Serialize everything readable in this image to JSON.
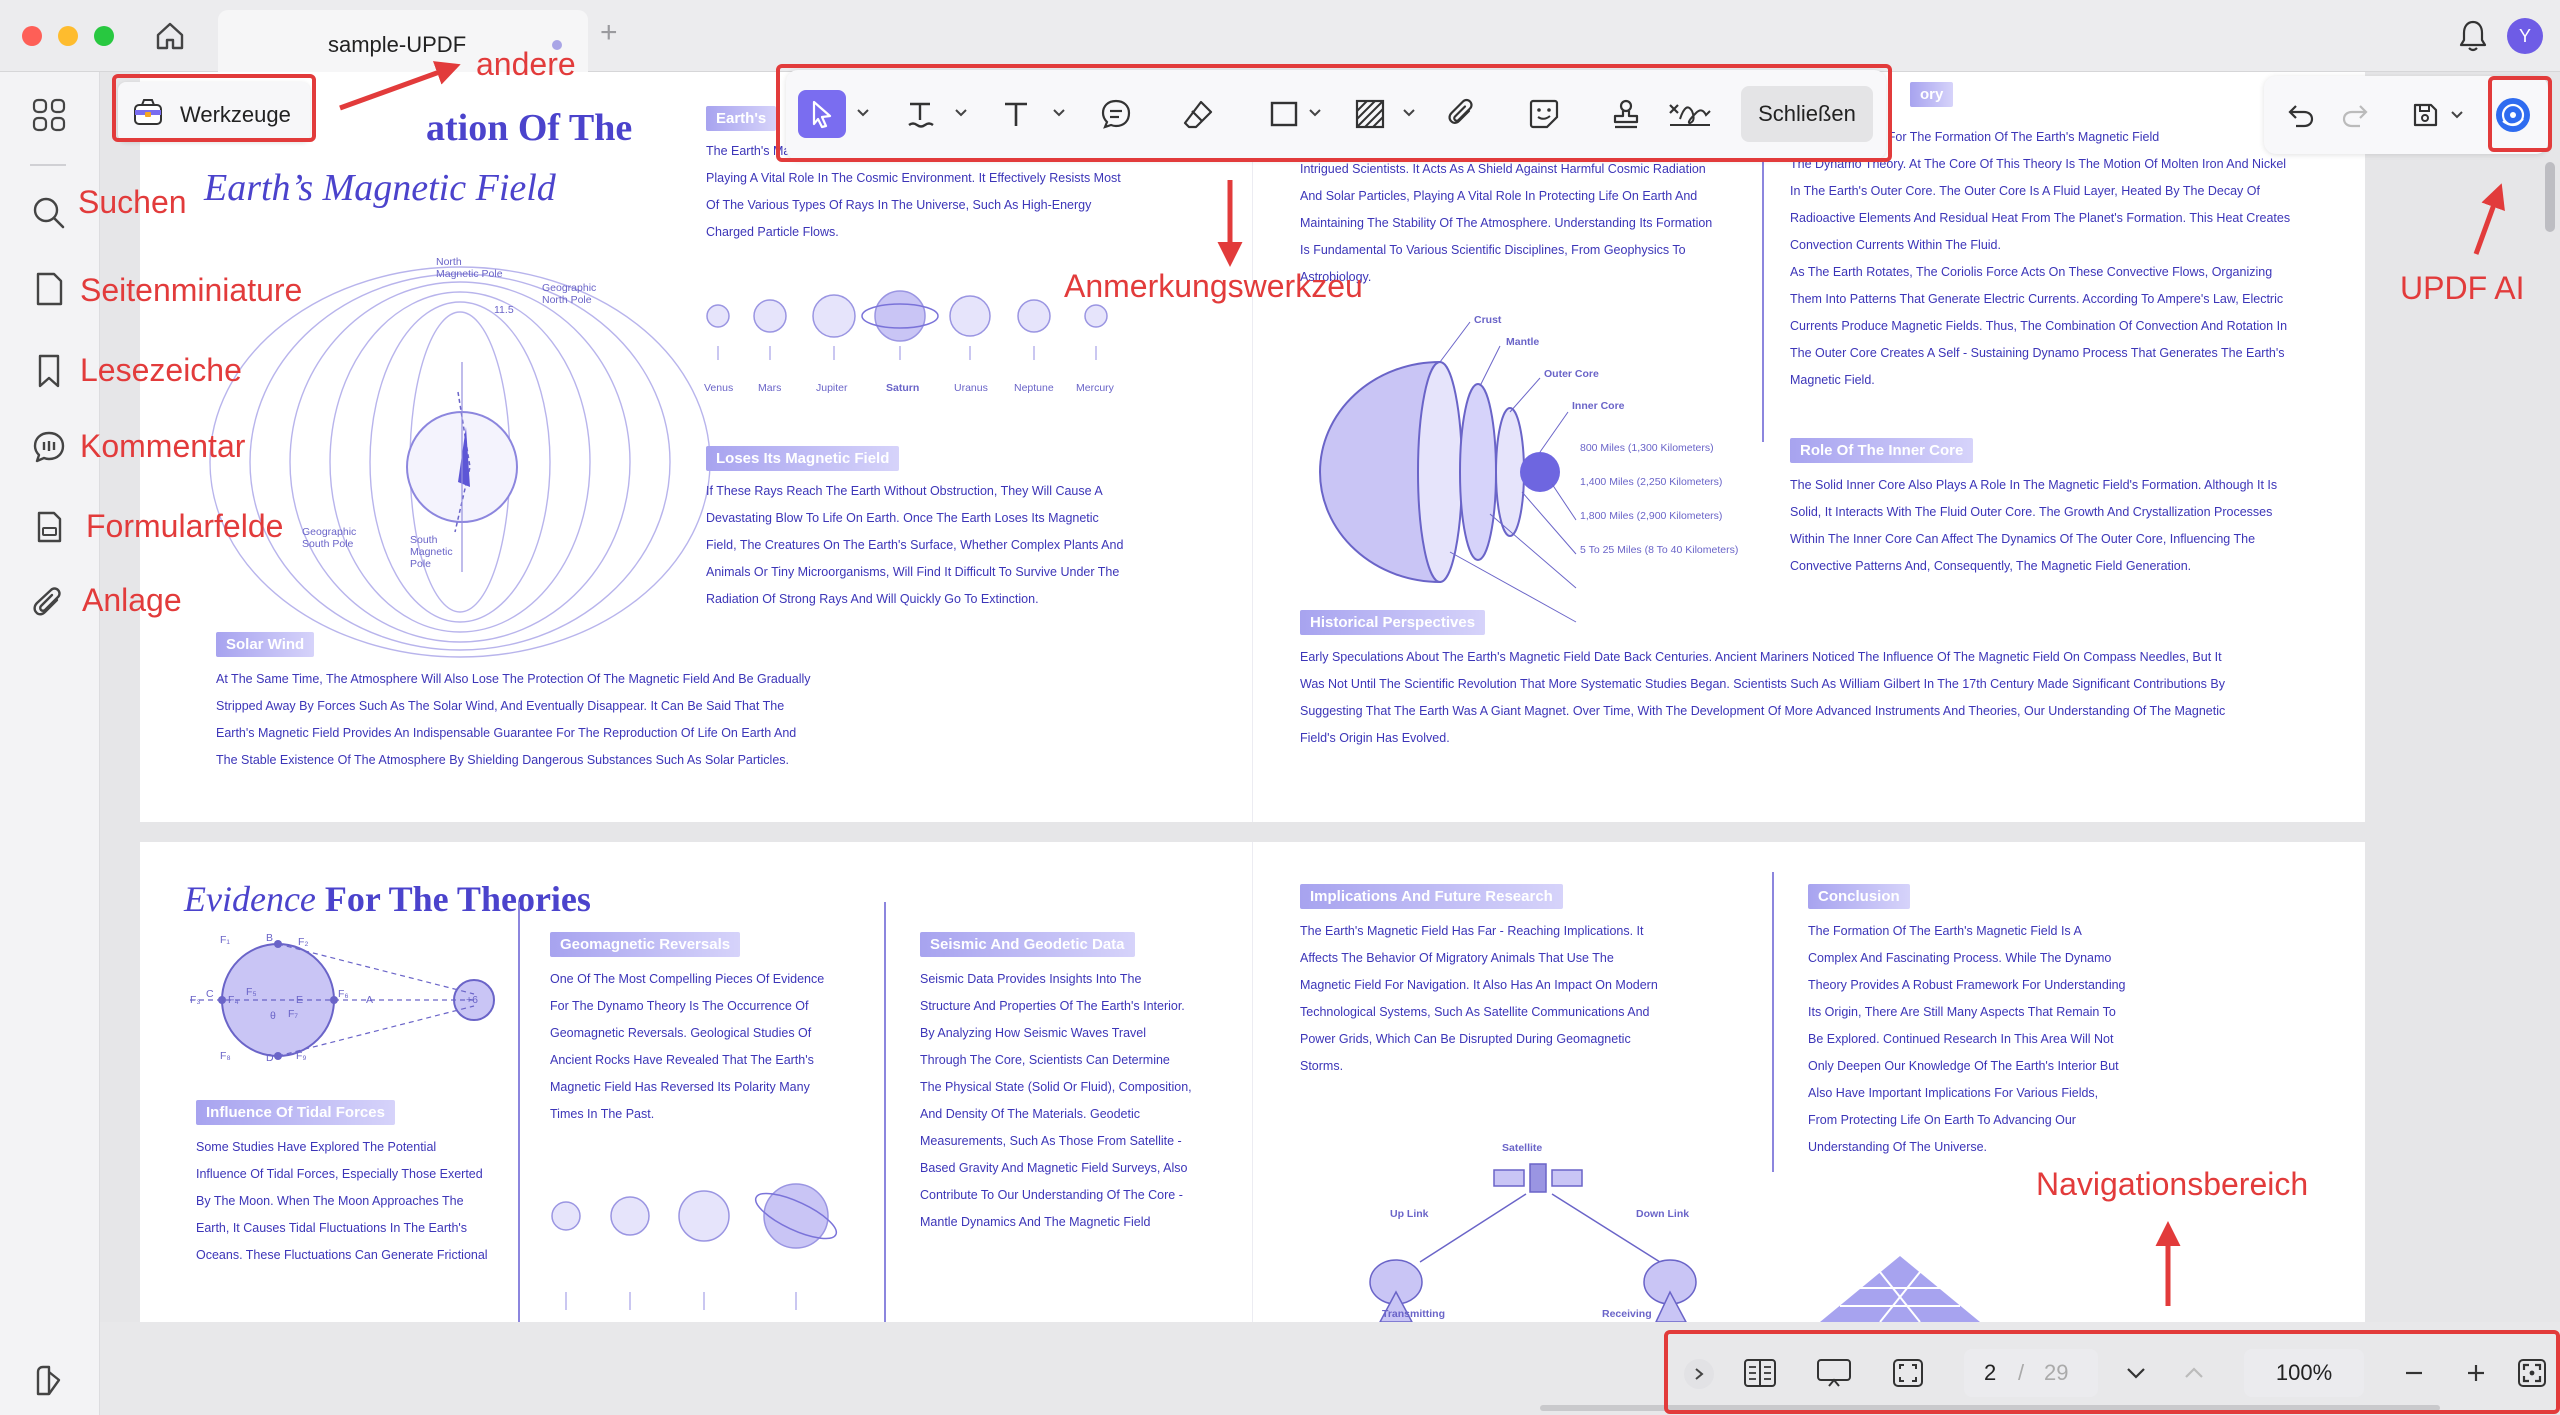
{
  "window": {
    "tab_title": "sample-UPDF",
    "tab_add": "+",
    "avatar_letter": "Y"
  },
  "toolbar": {
    "werkzeuge_label": "Werkzeuge",
    "close_label": "Schließen",
    "tools": [
      "select-tool",
      "text-highlight-tool",
      "text-tool",
      "comment-tool",
      "eraser-tool",
      "rectangle-tool",
      "area-tool",
      "attachment-tool",
      "sticker-tool",
      "stamp-tool",
      "signature-tool"
    ]
  },
  "navigation": {
    "current_page": "2",
    "separator": "/",
    "total_pages": "29",
    "zoom": "100%"
  },
  "annotations": {
    "andere": "andere",
    "suchen": "Suchen",
    "seitenminiature": "Seitenminiature",
    "lesezeiche": "Lesezeiche",
    "kommentar": "Kommentar",
    "formularfelde": "Formularfelde",
    "anlage": "Anlage",
    "anmerkungswerkzeu": "Anmerkungswerkzeu",
    "updf_ai": "UPDF AI",
    "navigationsbereich": "Navigationsbereich",
    "color": "#e23b3b"
  },
  "colors": {
    "accent": "#7a6df0",
    "doc_text": "#3c35b8",
    "heading": "#4b43cc"
  },
  "doc": {
    "p1": {
      "title_line1": "ation Of The",
      "title_line2": "Earth’s Magnetic Field",
      "earths_pill": "Earth's",
      "earths_text": "The Earth's Magnetic Field Is Like A Huge And Invisible Protective Shield,\nPlaying A Vital Role In The Cosmic Environment. It Effectively Resists Most\nOf The Various Types Of Rays In The Universe, Such As High-Energy\nCharged Particle Flows.",
      "planets": [
        "Venus",
        "Mars",
        "Jupiter",
        "Saturn",
        "Uranus",
        "Neptune",
        "Mercury"
      ],
      "loses_pill": "Loses Its Magnetic Field",
      "loses_text": "If These Rays Reach The Earth Without Obstruction, They Will Cause A\nDevastating Blow To Life On Earth. Once The Earth Loses Its Magnetic\nField, The Creatures On The Earth's Surface, Whether Complex Plants And\nAnimals Or Tiny Microorganisms, Will Find It Difficult To Survive Under The\nRadiation Of Strong Rays And Will Quickly Go To Extinction.",
      "solar_pill": "Solar Wind",
      "solar_text": "At The Same Time, The Atmosphere Will Also Lose The Protection Of The Magnetic Field And Be Gradually\nStripped Away By Forces Such As The Solar Wind, And Eventually Disappear. It Can Be Said That The\nEarth's Magnetic Field Provides An Indispensable Guarantee For The Reproduction Of Life On Earth And\nThe Stable Existence Of The Atmosphere By Shielding Dangerous Substances Such As Solar Particles.",
      "mag_labels": {
        "north_mag": "North\nMagnetic Pole",
        "geo_north": "Geographic\nNorth Pole",
        "geo_south": "Geographic\nSouth Pole",
        "south_mag": "South\nMagnetic\nPole",
        "angle": "11.5"
      }
    },
    "p2": {
      "intro_text": "Intrigued Scientists. It Acts As A Shield Against Harmful Cosmic Radiation\nAnd Solar Particles, Playing A Vital Role In Protecting Life On Earth And\nMaintaining The Stability Of The Atmosphere. Understanding Its Formation\nIs Fundamental To Various Scientific Disciplines, From Geophysics To\nAstrobiology.",
      "layers": [
        "Crust",
        "Mantle",
        "Outer Core",
        "Inner Core"
      ],
      "distances": [
        "800 Miles (1,300 Kilometers)",
        "1,400 Miles (2,250 Kilometers)",
        "1,800 Miles (2,900 Kilometers)",
        "5 To 25 Miles (8 To 40 Kilometers)"
      ],
      "theory_pill": "ory",
      "theory_text": "Accepted Theory For The Formation Of The Earth's Magnetic Field\nThe Dynamo Theory. At The Core Of This Theory Is The Motion Of Molten Iron And Nickel\nIn The Earth's Outer Core. The Outer Core Is A Fluid Layer, Heated By The Decay Of\nRadioactive Elements And Residual Heat From The Planet's Formation. This Heat Creates\nConvection Currents Within The Fluid.\nAs The Earth Rotates, The Coriolis Force Acts On These Convective Flows, Organizing\nThem Into Patterns That Generate Electric Currents. According To Ampere's Law, Electric\nCurrents Produce Magnetic Fields. Thus, The Combination Of Convection And Rotation In\nThe Outer Core Creates A Self - Sustaining Dynamo Process That Generates The Earth's\nMagnetic Field.",
      "inner_pill": "Role Of The Inner Core",
      "inner_text": "The Solid Inner Core Also Plays A Role In The Magnetic Field's Formation. Although It Is\nSolid, It Interacts With The Fluid Outer Core. The Growth And Crystallization Processes\nWithin The Inner Core Can Affect The Dynamics Of The Outer Core, Influencing The\nConvective Patterns And, Consequently, The Magnetic Field Generation.",
      "hist_pill": "Historical Perspectives",
      "hist_text": "Early Speculations About The Earth's Magnetic Field Date Back Centuries. Ancient Mariners Noticed The Influence Of The Magnetic Field On Compass Needles, But It\nWas Not Until The Scientific Revolution That More Systematic Studies Began. Scientists Such As William Gilbert In The 17th Century Made Significant Contributions By\nSuggesting That The Earth Was A Giant Magnet. Over Time, With The Development Of More Advanced Instruments And Theories, Our Understanding Of The Magnetic\nField's Origin Has Evolved."
    },
    "p3": {
      "title_italic": "Evidence",
      "title_rest": " For The Theories",
      "tidal_pill": "Influence Of Tidal Forces",
      "tidal_text": "Some Studies Have Explored The Potential\nInfluence Of Tidal Forces, Especially Those Exerted\nBy The Moon. When The Moon Approaches The\nEarth, It Causes Tidal Fluctuations In The Earth's\nOceans. These Fluctuations Can Generate Frictional",
      "geo_pill": "Geomagnetic Reversals",
      "geo_text": "One Of The Most Compelling Pieces Of Evidence\nFor The Dynamo Theory Is The Occurrence Of\nGeomagnetic Reversals. Geological Studies Of\nAncient Rocks Have Revealed That The Earth's\nMagnetic Field Has Reversed Its Polarity Many\nTimes In The Past.",
      "seismic_pill": "Seismic And Geodetic Data",
      "seismic_text": "Seismic Data Provides Insights Into The\nStructure And Properties Of The Earth's Interior.\nBy Analyzing How Seismic Waves Travel\nThrough The Core, Scientists Can Determine\nThe Physical State (Solid Or Fluid), Composition,\nAnd Density Of The Materials. Geodetic\nMeasurements, Such As Those From Satellite -\nBased Gravity And Magnetic Field Surveys, Also\nContribute To Our Understanding Of The Core -\nMantle Dynamics And The Magnetic Field",
      "force_labels": [
        "F₁",
        "B",
        "F₂",
        "F₃",
        "C",
        "F₄",
        "F₅",
        "E",
        "F₆",
        "A",
        "F₇",
        "F₈",
        "D",
        "F₉",
        "θ",
        "+6"
      ]
    },
    "p4": {
      "impl_pill": "Implications And Future Research",
      "impl_text": "The Earth's Magnetic Field Has Far - Reaching Implications. It\nAffects The Behavior Of Migratory Animals That Use The\nMagnetic Field For Navigation. It Also Has An Impact On Modern\nTechnological Systems, Such As Satellite Communications And\nPower Grids, Which Can Be Disrupted During Geomagnetic\nStorms.",
      "sat_labels": [
        "Satellite",
        "Up Link",
        "Down Link",
        "Transmitting",
        "Receiving"
      ],
      "concl_pill": "Conclusion",
      "concl_text": "The Formation Of The Earth's Magnetic Field Is A\nComplex And Fascinating Process. While The Dynamo\nTheory Provides A Robust Framework For Understanding\nIts Origin, There Are Still Many Aspects That Remain To\nBe Explored. Continued Research In This Area Will Not\nOnly Deepen Our Knowledge Of The Earth's Interior But\nAlso Have Important Implications For Various Fields,\nFrom Protecting Life On Earth To Advancing Our\nUnderstanding Of The Universe."
    }
  }
}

★ ★ ★ ★ ★ ★ ★

Find the lines that include the string "Loses", then copy each of them.

      "loses_pill": "Loses Its Magnetic Field",
      "loses_text": "If These Rays Reach The Earth Without Obstruction, They Will Cause A\nDevastating Blow To Life On Earth. Once The Earth Loses Its Magnetic\nField, The Creatures On The Earth's Surface, Whether Complex Plants And\nAnimals Or Tiny Microorganisms, Will Find It Difficult To Survive Under The\nRadiation Of Strong Rays And Will Quickly Go To Extinction.",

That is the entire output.